887 F2d 1088 United States v. R Barnett

887 F.2d 1088

UNITED STATES of America, Plaintiff-Appellee,
v.
James R. BARNETT, Defendant-Appellant.

No. 89-5198.

United States Court of Appeals, Sixth Circuit.

Oct. 17, 1989.

Unpublished Disposition
NOTICE: Sixth Circuit Rule 24(c) states that citation of unpublished dispositions is disfavored except for establishing res judicata, estoppel, or the law of the case and requires service of copies of cited unpublished dispositions of the Sixth Circuit.

Before BOYCE F. MARTIN, Jr., and MILBURN, Circuit Judges and CONTIE, Senior Circuit Judge.

PER CURIAM.

1

James R. Barnett appeals his conviction arising from the robbery of a federally insured financial institution. Count 1 of the superseding indictment charged appellant with robbing a federally insured institution in violation of 18 U.S.C. Sec. 2113(a). Count 2 of the superseding indictment charged appellant with placing lives in jeopardy while committing the robbery in violation of 18 U.S.C. Sec. 2113(d). Count 3 of the superseding indictment charged appellant with the use of a firearm during the commission of the bank robbery in violation of 18 U.S.C. Sec. 924(c)(1).

I.

2

At approximately noon on July 20, 1988, a male wearing a ski mask robbed the First Nationwide Bank located at 3501 Bardstown Road in Louisville, Kentucky. Along with the ski mask the robber wore dark pants and a khaki shirt. The robber pointed a gun at the branch manager and instructed her and the other two bank employees present to fill a plastic garbage bag with money from the teller drawers. Complying with the robber's demand, one of the tellers surreptitiously slipped "bait money" containing a dye bomb into the plastic bag. During the robbery a customer unwittingly entered the bank and was ordered to the floor. The robber hurriedly left the bank after threatening to kill anyone attempting to call the police.

::::::::

▶ [Instructions]
• a. In the opinion on the Barnett bank robbery appeal, what did one of the tellers secretly slip into the plastic bag?
• b. Carry on the opinion on the Barnett bank robbery appeal, starting right after its last sentence.

▶ [Supplied records]

::::::::

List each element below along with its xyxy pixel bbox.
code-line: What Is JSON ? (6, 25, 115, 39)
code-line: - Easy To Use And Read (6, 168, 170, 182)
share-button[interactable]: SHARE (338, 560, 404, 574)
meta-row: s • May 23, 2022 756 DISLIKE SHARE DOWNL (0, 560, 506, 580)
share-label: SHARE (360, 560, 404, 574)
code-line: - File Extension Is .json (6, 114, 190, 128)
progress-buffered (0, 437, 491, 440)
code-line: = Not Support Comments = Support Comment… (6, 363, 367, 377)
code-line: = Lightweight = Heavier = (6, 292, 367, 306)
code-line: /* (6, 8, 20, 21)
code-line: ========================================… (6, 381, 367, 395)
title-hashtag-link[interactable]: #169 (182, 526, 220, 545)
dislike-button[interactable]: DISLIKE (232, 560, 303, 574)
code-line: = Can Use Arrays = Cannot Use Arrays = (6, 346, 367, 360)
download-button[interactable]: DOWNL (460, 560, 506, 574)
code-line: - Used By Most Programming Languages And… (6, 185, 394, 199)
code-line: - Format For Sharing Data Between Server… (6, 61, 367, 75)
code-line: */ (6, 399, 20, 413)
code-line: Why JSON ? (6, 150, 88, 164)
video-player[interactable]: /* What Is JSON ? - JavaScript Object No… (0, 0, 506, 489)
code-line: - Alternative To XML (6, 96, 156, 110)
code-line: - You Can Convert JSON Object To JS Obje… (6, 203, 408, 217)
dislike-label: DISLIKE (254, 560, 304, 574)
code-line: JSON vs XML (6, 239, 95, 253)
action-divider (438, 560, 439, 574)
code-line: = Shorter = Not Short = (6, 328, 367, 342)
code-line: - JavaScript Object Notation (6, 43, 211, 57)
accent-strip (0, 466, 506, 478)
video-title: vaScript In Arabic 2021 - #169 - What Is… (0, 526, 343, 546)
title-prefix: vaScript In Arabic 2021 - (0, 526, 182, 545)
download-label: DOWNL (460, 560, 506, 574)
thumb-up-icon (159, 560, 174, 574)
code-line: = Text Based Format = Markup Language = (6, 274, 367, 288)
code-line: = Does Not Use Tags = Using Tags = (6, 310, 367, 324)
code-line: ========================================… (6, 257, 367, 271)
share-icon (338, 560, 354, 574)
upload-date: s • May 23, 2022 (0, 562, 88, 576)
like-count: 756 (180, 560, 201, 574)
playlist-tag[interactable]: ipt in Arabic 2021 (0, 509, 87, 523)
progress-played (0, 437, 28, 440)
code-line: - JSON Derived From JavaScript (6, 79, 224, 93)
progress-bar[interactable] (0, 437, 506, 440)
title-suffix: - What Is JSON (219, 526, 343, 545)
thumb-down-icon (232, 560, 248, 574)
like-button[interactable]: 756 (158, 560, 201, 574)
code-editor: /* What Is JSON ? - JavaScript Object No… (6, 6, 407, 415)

::::::::

▶ [Responses by task]
• a. "Bait money" containing a dye bomb.

• b.
3

Immediately after leaving the bank the dye bomb exploded in the robber's plastic bag emitting smoke and red dye. Removing his ski mask, the robber threw down the plastic bag and ran. A passenger in a nearby car, Kay Coleman, seeing these events became suspicious. She and her brother, the driver of her car, followed the robber as he ran to his parked car. Coleman recorded the car's make, color and license plate number, then proceeded to the bank where she handed this information to a teller.

4

The teller immediately notified the police who then broadcast the automobile's description over the police radio. Detective Neckar of the Louisville Police Department observed the described car at approximately 12:10 p.m. The car was being driven by the appellant, Barnett. Detective Neckar approached appellant's car and identified himself as a police officer. The appellant sped away with Detective Neckar in pursuit.

5

During the chase Detective Neckar observed the appellant throw items from his automobile. Detective Neckar broadcast this information over the police radio. Federal Bureau of Investigation (FBI) Agent Austin heard the broadcast, proceeded to the specified area, searched the ground and recovered a wool cap with eye spaces cut out, a gun, and a khaki shirt. The khaki shirt and mask were later identified by the bank tellers as being identical to those worn by the robber.

6

With Detective Neckar in pursuit, the appellant turned into an alley and rammed a Louisville police car driven by Officer Lindeman who was also responding to the call. As a result of the collision Officer Lindeman sustained a back injury and appellant suffered a minor cut to his forehead. Appellant, wearing dark pants and a white shirt, was immediately read his Miranda rights. FBI Agent Walkowiak testified in district court that the appellant appeared perfectly coherent after arriving at the police station and was fully able to comprehend the circumstances.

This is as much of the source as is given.